▸ EXERCISE GOAL
Copy the data precisely, keeping every character.

▸ SUPPLIED DATA
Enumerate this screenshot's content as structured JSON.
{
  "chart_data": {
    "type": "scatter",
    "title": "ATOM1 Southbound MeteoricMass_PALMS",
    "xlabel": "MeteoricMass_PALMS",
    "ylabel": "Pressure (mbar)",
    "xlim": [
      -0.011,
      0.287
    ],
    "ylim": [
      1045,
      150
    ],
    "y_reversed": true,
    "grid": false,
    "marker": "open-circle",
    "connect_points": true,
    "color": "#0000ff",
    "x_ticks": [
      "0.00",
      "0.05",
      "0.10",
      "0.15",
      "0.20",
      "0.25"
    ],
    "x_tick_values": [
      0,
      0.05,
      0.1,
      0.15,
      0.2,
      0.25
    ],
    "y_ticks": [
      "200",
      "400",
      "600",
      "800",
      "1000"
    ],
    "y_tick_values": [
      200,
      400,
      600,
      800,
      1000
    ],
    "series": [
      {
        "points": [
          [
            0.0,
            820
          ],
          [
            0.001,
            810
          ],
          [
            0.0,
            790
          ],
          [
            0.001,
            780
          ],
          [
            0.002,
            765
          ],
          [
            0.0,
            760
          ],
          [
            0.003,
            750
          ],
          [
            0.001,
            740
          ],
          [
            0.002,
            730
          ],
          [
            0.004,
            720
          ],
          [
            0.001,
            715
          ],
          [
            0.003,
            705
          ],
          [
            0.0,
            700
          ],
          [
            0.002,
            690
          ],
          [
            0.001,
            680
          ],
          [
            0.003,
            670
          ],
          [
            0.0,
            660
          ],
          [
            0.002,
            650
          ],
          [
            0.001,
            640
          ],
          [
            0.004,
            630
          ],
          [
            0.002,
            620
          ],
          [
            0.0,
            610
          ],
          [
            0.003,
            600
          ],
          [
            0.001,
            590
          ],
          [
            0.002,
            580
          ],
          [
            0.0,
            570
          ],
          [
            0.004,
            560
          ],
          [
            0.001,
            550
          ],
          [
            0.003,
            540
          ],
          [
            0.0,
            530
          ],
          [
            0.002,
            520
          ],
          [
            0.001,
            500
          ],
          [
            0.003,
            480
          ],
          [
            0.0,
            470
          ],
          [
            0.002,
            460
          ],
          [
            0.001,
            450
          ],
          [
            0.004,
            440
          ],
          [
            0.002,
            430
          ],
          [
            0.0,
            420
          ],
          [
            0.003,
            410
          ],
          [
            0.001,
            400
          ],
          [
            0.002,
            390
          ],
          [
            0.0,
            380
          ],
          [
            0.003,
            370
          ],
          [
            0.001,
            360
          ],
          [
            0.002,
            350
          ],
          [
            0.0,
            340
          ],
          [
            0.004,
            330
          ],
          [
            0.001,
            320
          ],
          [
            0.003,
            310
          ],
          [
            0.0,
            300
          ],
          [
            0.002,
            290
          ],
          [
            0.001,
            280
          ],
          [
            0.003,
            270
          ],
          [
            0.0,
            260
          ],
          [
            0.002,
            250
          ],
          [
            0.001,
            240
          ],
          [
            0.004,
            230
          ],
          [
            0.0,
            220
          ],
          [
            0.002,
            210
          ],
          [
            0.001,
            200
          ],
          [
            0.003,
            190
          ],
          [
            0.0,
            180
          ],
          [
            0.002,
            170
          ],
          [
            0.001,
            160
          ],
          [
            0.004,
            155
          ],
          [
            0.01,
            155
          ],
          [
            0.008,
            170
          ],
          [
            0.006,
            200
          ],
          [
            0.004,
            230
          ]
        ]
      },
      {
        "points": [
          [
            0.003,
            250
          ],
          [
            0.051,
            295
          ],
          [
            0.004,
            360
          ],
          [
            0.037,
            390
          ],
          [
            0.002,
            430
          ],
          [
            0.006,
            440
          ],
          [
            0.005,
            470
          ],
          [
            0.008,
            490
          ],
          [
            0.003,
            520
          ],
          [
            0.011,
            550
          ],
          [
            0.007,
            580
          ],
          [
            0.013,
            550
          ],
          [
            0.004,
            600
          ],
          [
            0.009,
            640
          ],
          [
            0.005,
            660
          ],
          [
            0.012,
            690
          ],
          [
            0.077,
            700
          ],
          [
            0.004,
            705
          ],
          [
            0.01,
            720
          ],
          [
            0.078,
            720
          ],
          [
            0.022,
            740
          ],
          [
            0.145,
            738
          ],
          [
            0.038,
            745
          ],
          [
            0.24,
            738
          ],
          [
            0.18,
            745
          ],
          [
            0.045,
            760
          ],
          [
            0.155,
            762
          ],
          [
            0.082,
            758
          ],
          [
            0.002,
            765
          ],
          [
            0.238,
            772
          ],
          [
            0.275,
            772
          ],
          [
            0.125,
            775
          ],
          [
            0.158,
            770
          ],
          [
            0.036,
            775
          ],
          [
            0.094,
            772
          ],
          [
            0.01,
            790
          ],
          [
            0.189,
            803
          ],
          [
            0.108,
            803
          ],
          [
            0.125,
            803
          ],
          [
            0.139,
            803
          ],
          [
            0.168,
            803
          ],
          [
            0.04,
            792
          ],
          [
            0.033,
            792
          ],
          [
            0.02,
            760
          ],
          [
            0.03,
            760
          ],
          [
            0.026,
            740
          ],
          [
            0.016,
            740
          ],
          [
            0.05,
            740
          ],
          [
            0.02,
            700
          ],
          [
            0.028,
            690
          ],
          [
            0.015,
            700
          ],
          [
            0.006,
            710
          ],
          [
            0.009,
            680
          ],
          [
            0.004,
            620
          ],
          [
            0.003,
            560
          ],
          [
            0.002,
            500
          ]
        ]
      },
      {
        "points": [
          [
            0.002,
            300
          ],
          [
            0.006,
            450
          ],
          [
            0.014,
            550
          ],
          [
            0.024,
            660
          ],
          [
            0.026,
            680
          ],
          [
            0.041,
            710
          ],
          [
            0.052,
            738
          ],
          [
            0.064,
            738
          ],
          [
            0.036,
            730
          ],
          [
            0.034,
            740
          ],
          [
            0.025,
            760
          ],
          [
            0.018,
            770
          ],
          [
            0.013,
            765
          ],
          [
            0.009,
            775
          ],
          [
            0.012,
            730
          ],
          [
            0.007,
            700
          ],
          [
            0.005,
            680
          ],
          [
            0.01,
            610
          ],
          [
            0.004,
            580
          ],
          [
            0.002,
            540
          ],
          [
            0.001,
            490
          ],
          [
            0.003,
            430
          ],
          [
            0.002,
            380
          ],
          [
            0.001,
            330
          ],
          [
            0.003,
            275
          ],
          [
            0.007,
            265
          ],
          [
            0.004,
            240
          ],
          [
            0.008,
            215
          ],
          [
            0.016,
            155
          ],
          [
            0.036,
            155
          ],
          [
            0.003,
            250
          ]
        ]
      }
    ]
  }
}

▸ CORRECT ANSWER
Enumerate this screenshot's content as structured JSON.
{
  "chart_data": {
    "type": "scatter",
    "title": "ATOM1 Southbound MeteoricMass_PALMS",
    "xlabel": "MeteoricMass_PALMS",
    "ylabel": "Pressure (mbar)",
    "xlim": [
      -0.011,
      0.287
    ],
    "ylim": [
      1045,
      150
    ],
    "y_reversed": true,
    "grid": false,
    "marker": "open-circle",
    "connect_points": true,
    "color": "#0000ff",
    "x_ticks": [
      "0.00",
      "0.05",
      "0.10",
      "0.15",
      "0.20",
      "0.25"
    ],
    "x_tick_values": [
      0,
      0.05,
      0.1,
      0.15,
      0.2,
      0.25
    ],
    "y_ticks": [
      "200",
      "400",
      "600",
      "800",
      "1000"
    ],
    "y_tick_values": [
      200,
      400,
      600,
      800,
      1000
    ],
    "series": [
      {
        "points": [
          [
            0.0,
            820
          ],
          [
            0.001,
            810
          ],
          [
            0.0,
            790
          ],
          [
            0.001,
            780
          ],
          [
            0.002,
            765
          ],
          [
            0.0,
            760
          ],
          [
            0.003,
            750
          ],
          [
            0.001,
            740
          ],
          [
            0.002,
            730
          ],
          [
            0.004,
            720
          ],
          [
            0.001,
            715
          ],
          [
            0.003,
            705
          ],
          [
            0.0,
            700
          ],
          [
            0.002,
            690
          ],
          [
            0.001,
            680
          ],
          [
            0.003,
            670
          ],
          [
            0.0,
            660
          ],
          [
            0.002,
            650
          ],
          [
            0.001,
            640
          ],
          [
            0.004,
            630
          ],
          [
            0.002,
            620
          ],
          [
            0.0,
            610
          ],
          [
            0.003,
            600
          ],
          [
            0.001,
            590
          ],
          [
            0.002,
            580
          ],
          [
            0.0,
            570
          ],
          [
            0.004,
            560
          ],
          [
            0.001,
            550
          ],
          [
            0.003,
            540
          ],
          [
            0.0,
            530
          ],
          [
            0.002,
            520
          ],
          [
            0.001,
            500
          ],
          [
            0.003,
            480
          ],
          [
            0.0,
            470
          ],
          [
            0.002,
            460
          ],
          [
            0.001,
            450
          ],
          [
            0.004,
            440
          ],
          [
            0.002,
            430
          ],
          [
            0.0,
            420
          ],
          [
            0.003,
            410
          ],
          [
            0.001,
            400
          ],
          [
            0.002,
            390
          ],
          [
            0.0,
            380
          ],
          [
            0.003,
            370
          ],
          [
            0.001,
            360
          ],
          [
            0.002,
            350
          ],
          [
            0.0,
            340
          ],
          [
            0.004,
            330
          ],
          [
            0.001,
            320
          ],
          [
            0.003,
            310
          ],
          [
            0.0,
            300
          ],
          [
            0.002,
            290
          ],
          [
            0.001,
            280
          ],
          [
            0.003,
            270
          ],
          [
            0.0,
            260
          ],
          [
            0.002,
            250
          ],
          [
            0.001,
            240
          ],
          [
            0.004,
            230
          ],
          [
            0.0,
            220
          ],
          [
            0.002,
            210
          ],
          [
            0.001,
            200
          ],
          [
            0.003,
            190
          ],
          [
            0.0,
            180
          ],
          [
            0.002,
            170
          ],
          [
            0.001,
            160
          ],
          [
            0.004,
            155
          ],
          [
            0.01,
            155
          ],
          [
            0.008,
            170
          ],
          [
            0.006,
            200
          ],
          [
            0.004,
            230
          ]
        ]
      },
      {
        "points": [
          [
            0.003,
            250
          ],
          [
            0.051,
            295
          ],
          [
            0.004,
            360
          ],
          [
            0.037,
            390
          ],
          [
            0.002,
            430
          ],
          [
            0.006,
            440
          ],
          [
            0.005,
            470
          ],
          [
            0.008,
            490
          ],
          [
            0.003,
            520
          ],
          [
            0.011,
            550
          ],
          [
            0.007,
            580
          ],
          [
            0.013,
            550
          ],
          [
            0.004,
            600
          ],
          [
            0.009,
            640
          ],
          [
            0.005,
            660
          ],
          [
            0.012,
            690
          ],
          [
            0.077,
            700
          ],
          [
            0.004,
            705
          ],
          [
            0.01,
            720
          ],
          [
            0.078,
            720
          ],
          [
            0.022,
            740
          ],
          [
            0.145,
            738
          ],
          [
            0.038,
            745
          ],
          [
            0.24,
            738
          ],
          [
            0.18,
            745
          ],
          [
            0.045,
            760
          ],
          [
            0.155,
            762
          ],
          [
            0.082,
            758
          ],
          [
            0.002,
            765
          ],
          [
            0.238,
            772
          ],
          [
            0.275,
            772
          ],
          [
            0.125,
            775
          ],
          [
            0.158,
            770
          ],
          [
            0.036,
            775
          ],
          [
            0.094,
            772
          ],
          [
            0.01,
            790
          ],
          [
            0.189,
            803
          ],
          [
            0.108,
            803
          ],
          [
            0.125,
            803
          ],
          [
            0.139,
            803
          ],
          [
            0.168,
            803
          ],
          [
            0.04,
            792
          ],
          [
            0.033,
            792
          ],
          [
            0.02,
            760
          ],
          [
            0.03,
            760
          ],
          [
            0.026,
            740
          ],
          [
            0.016,
            740
          ],
          [
            0.05,
            740
          ],
          [
            0.02,
            700
          ],
          [
            0.028,
            690
          ],
          [
            0.015,
            700
          ],
          [
            0.006,
            710
          ],
          [
            0.009,
            680
          ],
          [
            0.004,
            620
          ],
          [
            0.003,
            560
          ],
          [
            0.002,
            500
          ]
        ]
      },
      {
        "points": [
          [
            0.002,
            300
          ],
          [
            0.006,
            450
          ],
          [
            0.014,
            550
          ],
          [
            0.024,
            660
          ],
          [
            0.026,
            680
          ],
          [
            0.041,
            710
          ],
          [
            0.052,
            738
          ],
          [
            0.064,
            738
          ],
          [
            0.036,
            730
          ],
          [
            0.034,
            740
          ],
          [
            0.025,
            760
          ],
          [
            0.018,
            770
          ],
          [
            0.013,
            765
          ],
          [
            0.009,
            775
          ],
          [
            0.012,
            730
          ],
          [
            0.007,
            700
          ],
          [
            0.005,
            680
          ],
          [
            0.01,
            610
          ],
          [
            0.004,
            580
          ],
          [
            0.002,
            540
          ],
          [
            0.001,
            490
          ],
          [
            0.003,
            430
          ],
          [
            0.002,
            380
          ],
          [
            0.001,
            330
          ],
          [
            0.003,
            275
          ],
          [
            0.007,
            265
          ],
          [
            0.004,
            240
          ],
          [
            0.008,
            215
          ],
          [
            0.016,
            155
          ],
          [
            0.036,
            155
          ],
          [
            0.003,
            250
          ]
        ]
      }
    ]
  }
}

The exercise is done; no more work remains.